**EXERCISE DETAILS**
In the material below, the lines containing the word "JSON" are required; copy each of them.

** Start WORKING DATA **

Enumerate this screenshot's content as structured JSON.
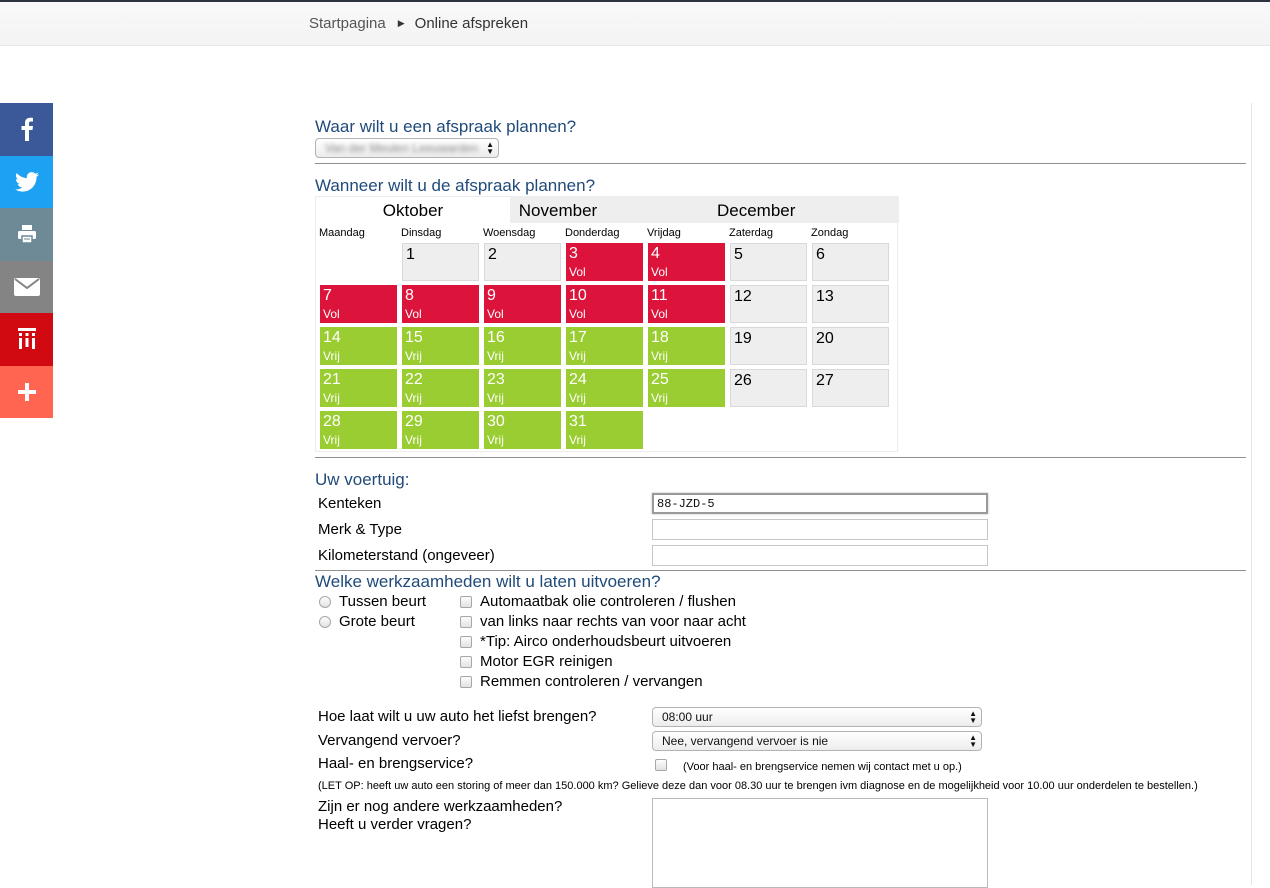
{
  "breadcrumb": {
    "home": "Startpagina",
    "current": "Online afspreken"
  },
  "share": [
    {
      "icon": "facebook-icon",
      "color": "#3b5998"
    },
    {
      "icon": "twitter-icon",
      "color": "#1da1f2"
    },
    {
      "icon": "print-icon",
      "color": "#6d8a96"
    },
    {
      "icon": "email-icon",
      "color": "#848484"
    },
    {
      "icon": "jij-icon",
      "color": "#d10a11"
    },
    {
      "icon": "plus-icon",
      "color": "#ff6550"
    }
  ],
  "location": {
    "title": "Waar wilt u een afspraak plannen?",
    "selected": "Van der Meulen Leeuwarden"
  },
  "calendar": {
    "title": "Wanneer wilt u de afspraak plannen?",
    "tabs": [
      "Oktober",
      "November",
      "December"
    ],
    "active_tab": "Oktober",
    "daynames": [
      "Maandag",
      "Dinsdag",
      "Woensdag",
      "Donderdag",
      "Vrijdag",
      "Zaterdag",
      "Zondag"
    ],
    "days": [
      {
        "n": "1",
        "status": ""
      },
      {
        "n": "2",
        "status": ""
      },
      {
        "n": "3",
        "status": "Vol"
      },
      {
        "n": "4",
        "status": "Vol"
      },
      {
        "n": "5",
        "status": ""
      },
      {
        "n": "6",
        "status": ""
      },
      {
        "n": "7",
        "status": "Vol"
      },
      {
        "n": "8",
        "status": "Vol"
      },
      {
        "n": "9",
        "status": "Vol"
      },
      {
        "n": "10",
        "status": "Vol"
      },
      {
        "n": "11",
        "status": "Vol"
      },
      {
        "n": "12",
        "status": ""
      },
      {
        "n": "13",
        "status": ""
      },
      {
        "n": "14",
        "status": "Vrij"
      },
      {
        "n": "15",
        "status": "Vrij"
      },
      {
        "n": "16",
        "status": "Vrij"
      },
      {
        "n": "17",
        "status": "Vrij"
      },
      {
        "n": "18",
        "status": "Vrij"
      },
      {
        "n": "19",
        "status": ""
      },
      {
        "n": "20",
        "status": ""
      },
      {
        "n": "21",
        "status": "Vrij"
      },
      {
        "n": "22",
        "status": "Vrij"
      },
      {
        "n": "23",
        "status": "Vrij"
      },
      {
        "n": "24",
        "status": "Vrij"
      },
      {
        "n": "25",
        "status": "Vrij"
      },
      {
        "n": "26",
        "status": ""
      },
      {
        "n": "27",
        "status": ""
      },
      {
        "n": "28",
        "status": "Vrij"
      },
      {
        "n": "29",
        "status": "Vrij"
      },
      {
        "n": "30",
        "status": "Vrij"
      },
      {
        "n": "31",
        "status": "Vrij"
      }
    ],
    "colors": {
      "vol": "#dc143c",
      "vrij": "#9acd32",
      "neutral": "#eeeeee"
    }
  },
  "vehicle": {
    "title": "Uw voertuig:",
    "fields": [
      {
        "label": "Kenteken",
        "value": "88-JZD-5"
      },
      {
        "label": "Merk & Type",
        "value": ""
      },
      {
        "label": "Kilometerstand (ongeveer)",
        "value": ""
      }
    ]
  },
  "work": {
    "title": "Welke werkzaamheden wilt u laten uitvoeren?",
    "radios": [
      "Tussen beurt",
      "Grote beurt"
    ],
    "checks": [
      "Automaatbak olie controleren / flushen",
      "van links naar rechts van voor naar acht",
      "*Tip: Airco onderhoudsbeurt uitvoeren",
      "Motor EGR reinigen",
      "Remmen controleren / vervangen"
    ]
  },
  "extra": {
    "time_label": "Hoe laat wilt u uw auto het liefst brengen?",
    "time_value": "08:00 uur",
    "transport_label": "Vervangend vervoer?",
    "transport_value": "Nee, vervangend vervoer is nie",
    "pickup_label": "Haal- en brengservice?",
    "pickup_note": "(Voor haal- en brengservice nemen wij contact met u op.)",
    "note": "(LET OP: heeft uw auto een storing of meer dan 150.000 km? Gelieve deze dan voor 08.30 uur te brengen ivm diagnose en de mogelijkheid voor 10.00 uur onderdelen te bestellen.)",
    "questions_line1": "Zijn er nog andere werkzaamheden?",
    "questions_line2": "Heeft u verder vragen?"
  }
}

** End WORKING DATA **
** Start WORKING DATA **

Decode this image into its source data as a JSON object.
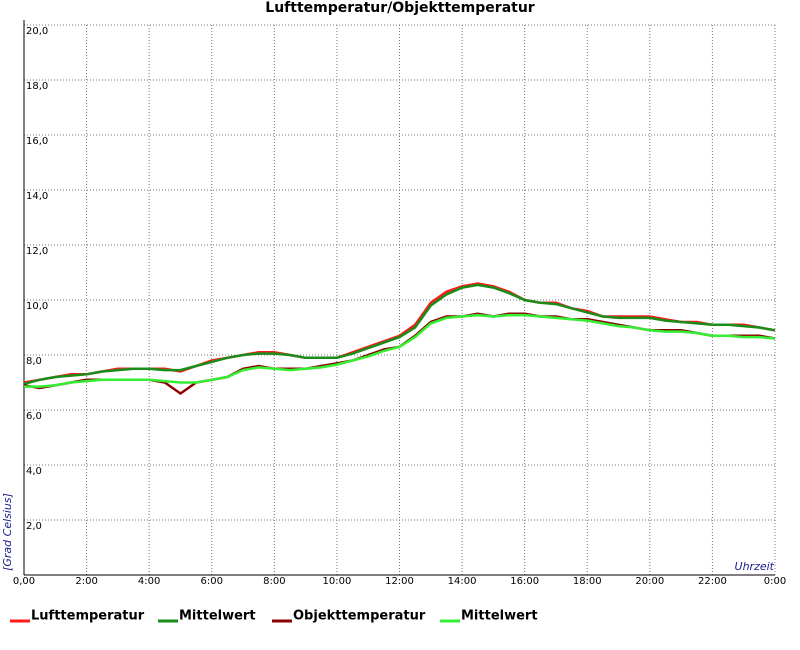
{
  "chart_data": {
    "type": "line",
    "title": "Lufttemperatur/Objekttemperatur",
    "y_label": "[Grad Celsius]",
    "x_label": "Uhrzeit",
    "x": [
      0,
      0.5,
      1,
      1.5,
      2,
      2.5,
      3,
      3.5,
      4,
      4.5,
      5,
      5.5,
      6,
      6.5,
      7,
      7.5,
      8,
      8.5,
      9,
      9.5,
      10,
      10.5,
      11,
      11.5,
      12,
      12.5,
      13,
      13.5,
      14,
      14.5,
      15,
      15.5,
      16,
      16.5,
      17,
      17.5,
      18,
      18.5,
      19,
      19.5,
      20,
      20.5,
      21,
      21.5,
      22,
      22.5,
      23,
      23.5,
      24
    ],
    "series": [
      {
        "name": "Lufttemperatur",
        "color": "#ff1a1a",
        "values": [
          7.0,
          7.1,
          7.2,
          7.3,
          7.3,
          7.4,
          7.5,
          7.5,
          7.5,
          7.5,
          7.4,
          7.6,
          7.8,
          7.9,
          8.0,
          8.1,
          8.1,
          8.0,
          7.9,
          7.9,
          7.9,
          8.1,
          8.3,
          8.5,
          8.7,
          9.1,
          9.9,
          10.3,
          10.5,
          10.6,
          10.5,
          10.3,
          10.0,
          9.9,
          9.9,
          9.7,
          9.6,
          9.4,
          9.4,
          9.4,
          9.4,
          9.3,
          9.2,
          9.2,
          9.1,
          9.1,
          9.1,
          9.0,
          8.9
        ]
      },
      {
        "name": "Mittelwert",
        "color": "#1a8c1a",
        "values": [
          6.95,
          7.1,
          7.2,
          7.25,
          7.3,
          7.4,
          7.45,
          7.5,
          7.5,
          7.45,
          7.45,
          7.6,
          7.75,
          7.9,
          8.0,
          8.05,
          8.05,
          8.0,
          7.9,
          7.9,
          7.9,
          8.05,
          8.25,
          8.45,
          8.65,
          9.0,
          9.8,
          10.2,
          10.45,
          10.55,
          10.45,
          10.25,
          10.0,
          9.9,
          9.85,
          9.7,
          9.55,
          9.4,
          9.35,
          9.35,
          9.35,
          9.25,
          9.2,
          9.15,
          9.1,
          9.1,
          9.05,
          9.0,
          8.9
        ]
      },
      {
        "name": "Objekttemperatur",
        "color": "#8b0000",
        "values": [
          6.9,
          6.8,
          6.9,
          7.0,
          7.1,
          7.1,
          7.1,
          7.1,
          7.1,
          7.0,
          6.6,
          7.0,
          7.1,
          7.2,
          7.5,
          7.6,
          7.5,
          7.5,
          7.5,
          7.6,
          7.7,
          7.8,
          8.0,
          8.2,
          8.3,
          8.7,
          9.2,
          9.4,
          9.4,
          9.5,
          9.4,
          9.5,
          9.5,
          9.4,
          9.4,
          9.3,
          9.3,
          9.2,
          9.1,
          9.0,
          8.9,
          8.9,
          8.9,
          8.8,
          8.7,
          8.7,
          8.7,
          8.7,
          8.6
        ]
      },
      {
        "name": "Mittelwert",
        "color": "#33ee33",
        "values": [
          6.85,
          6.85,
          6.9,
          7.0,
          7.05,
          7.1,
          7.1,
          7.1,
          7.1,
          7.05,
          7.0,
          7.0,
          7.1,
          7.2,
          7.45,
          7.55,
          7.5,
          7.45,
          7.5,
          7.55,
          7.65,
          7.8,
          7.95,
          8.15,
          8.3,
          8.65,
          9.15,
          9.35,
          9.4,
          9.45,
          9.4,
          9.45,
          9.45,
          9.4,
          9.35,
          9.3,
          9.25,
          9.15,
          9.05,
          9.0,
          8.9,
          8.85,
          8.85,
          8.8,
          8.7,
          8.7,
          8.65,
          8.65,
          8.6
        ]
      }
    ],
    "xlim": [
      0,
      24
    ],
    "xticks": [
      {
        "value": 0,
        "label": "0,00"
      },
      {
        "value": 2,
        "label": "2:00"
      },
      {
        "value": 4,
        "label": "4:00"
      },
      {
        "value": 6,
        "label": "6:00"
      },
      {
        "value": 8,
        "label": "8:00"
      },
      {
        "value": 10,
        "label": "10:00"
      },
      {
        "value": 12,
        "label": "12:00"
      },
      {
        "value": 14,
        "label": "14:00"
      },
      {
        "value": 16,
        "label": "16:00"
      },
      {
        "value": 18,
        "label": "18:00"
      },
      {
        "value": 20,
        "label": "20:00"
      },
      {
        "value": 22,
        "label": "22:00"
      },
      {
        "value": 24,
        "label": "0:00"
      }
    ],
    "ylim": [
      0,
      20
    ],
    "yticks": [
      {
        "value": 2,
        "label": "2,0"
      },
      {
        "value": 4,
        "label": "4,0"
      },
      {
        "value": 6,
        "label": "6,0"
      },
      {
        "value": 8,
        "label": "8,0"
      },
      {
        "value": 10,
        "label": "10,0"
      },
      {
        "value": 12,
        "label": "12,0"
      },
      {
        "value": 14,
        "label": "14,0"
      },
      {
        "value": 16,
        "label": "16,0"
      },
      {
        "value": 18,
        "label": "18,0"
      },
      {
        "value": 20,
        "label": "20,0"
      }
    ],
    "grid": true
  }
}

** End WORKING DATA **

**FINAL RESULT**
Enumerate this screenshot's content as structured JSON.
Decode this image into its source data as a JSON object.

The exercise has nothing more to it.